Pull out each line of the data that includes the word "停止清洗".

>> Begin

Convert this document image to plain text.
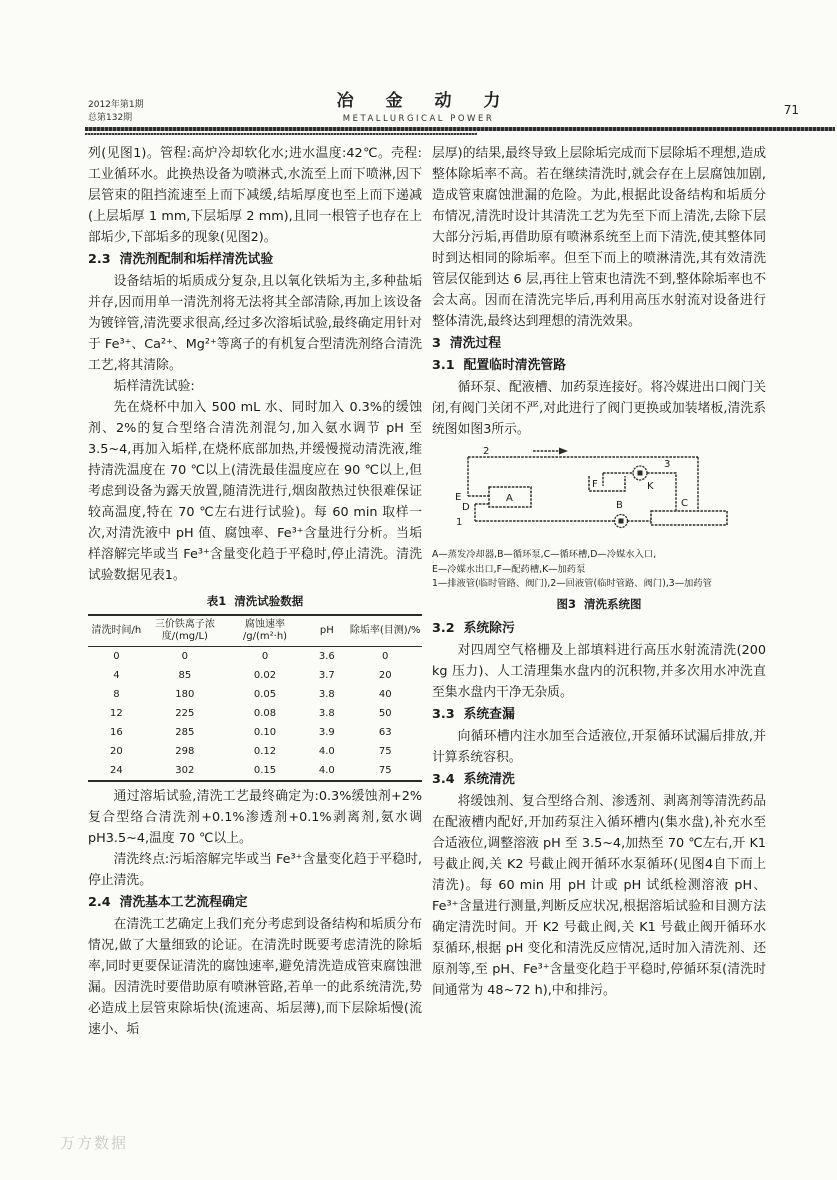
2012年第1期
总第132期
冶 金 动 力
METALLURGICAL POWER
71

列(见图1)。管程:高炉冷却软化水;进水温度:42℃。壳程:工业循环水。此换热设备为喷淋式,水流至上而下喷淋,因下层管束的阻挡流速至上而下减缓,结垢厚度也至上而下递减(上层垢厚 1 mm,下层垢厚 2 mm),且同一根管子也存在上部垢少,下部垢多的现象(见图2)。

2.3  清洗剂配制和垢样清洗试验

设备结垢的垢质成分复杂,且以氧化铁垢为主,多种盐垢并存,因而用单一清洗剂将无法将其全部清除,再加上该设备为镀锌管,清洗要求很高,经过多次溶垢试验,最终确定用针对于 Fe³⁺、Ca²⁺、Mg²⁺等离子的有机复合型清洗剂络合清洗工艺,将其清除。

垢样清洗试验:

先在烧杯中加入 500 mL 水、同时加入 0.3%的缓蚀剂、2%的复合型络合清洗剂混匀,加入氨水调节 pH 至 3.5~4,再加入垢样,在烧杯底部加热,并缓慢搅动清洗液,维持清洗温度在 70 ℃以上(清洗最佳温度应在 90 ℃以上,但考虑到设备为露天放置,随清洗进行,烟囱散热过快很难保证较高温度,特在 70 ℃左右进行试验)。每 60 min 取样一次,对清洗液中 pH 值、腐蚀率、Fe³⁺含量进行分析。当垢样溶解完毕或当 Fe³⁺含量变化趋于平稳时,停止清洗。清洗试验数据见表1。

表1  清洗试验数据
清洗时间/h	三价铁离子浓度/(mg/L)	腐蚀速率 /g/(m²·h)	pH	除垢率(目测)/%
0	0	0	3.6	0
4	85	0.02	3.7	20
8	180	0.05	3.8	40
12	225	0.08	3.8	50
16	285	0.10	3.9	63
20	298	0.12	4.0	75
24	302	0.15	4.0	75

通过溶垢试验,清洗工艺最终确定为:0.3%缓蚀剂+2%复合型络合清洗剂+0.1%渗透剂+0.1%剥离剂,氨水调 pH3.5~4,温度 70 ℃以上。

清洗终点:污垢溶解完毕或当 Fe³⁺含量变化趋于平稳时,停止清洗。

2.4  清洗基本工艺流程确定

在清洗工艺确定上我们充分考虑到设备结构和垢质分布情况,做了大量细致的论证。在清洗时既要考虑清洗的除垢率,同时更要保证清洗的腐蚀速率,避免清洗造成管束腐蚀泄漏。因清洗时要借助原有喷淋管路,若单一的此系统清洗,势必造成上层管束除垢快(流速高、垢层薄),而下层除垢慢(流速小、垢

层厚)的结果,最终导致上层除垢完成而下层除垢不理想,造成整体除垢率不高。若在继续清洗时,就会存在上层腐蚀加剧,造成管束腐蚀泄漏的危险。为此,根据此设备结构和垢质分布情况,清洗时设计其清洗工艺为先至下而上清洗,去除下层大部分污垢,再借助原有喷淋系统至上而下清洗,使其整体同时到达相同的除垢率。但至下而上的喷淋清洗,其有效清洗管层仅能到达 6 层,再往上管束也清洗不到,整体除垢率也不会太高。因而在清洗完毕后,再利用高压水射流对设备进行整体清洗,最终达到理想的清洗效果。

3  清洗过程
3.1  配置临时清洗管路

循环泵、配液槽、加药泵连接好。将冷媒进出口阀门关闭,有阀门关闭不严,对此进行了阀门更换或加装堵板,清洗系统图如图3所示。

2
E	A
D
1
B	C
F	K
3
A—蒸发冷却器,B—循环泵,C—循环槽,D—冷媒水入口,
E—冷媒水出口,F—配药槽,K—加药泵
1—排液管(临时管路、阀门),2—回液管(临时管路、阀门),3—加药管
图3  清洗系统图
3.2  系统除污

对四周空气格栅及上部填料进行高压水射流清洗(200 kg 压力)、人工清理集水盘内的沉积物,并多次用水冲洗直至集水盘内干净无杂质。

3.3  系统查漏

向循环槽内注水加至合适液位,开泵循环试漏后排放,并计算系统容积。

3.4  系统清洗

将缓蚀剂、复合型络合剂、渗透剂、剥离剂等清洗药品在配液槽内配好,开加药泵注入循环槽内(集水盘),补充水至合适液位,调整溶液 pH 至 3.5~4,加热至 70 ℃左右,开 K1 号截止阀,关 K2 号截止阀开循环水泵循环(见图4自下而上清洗)。每 60 min 用 pH 计或 pH 试纸检测溶液 pH、Fe³⁺含量进行测量,判断反应状况,根据溶垢试验和目测方法确定清洗时间。开 K2 号截止阀,关 K1 号截止阀开循环水泵循环,根据 pH 变化和清洗反应情况,适时加入清洗剂、还原剂等,至 pH、Fe³⁺含量变化趋于平稳时,停循环泵(清洗时间通常为 48~72 h),中和排污。

万方数据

>> End

*Output for this task*.
先在烧杯中加入 500 mL 水、同时加入 0.3%的缓蚀剂、2%的复合型络合清洗剂混匀,加入氨水调节 pH 至 3.5~4,再加入垢样,在烧杯底部加热,并缓慢搅动清洗液,维持清洗温度在 70 ℃以上(清洗最佳温度应在 90 ℃以上,但考虑到设备为露天放置,随清洗进行,烟囱散热过快很难保证较高温度,特在 70 ℃左右进行试验)。每 60 min 取样一次,对清洗液中 pH 值、腐蚀率、Fe³⁺含量进行分析。当垢样溶解完毕或当 Fe³⁺含量变化趋于平稳时,停止清洗。清洗试验数据见表1。
清洗终点:污垢溶解完毕或当 Fe³⁺含量变化趋于平稳时,停止清洗。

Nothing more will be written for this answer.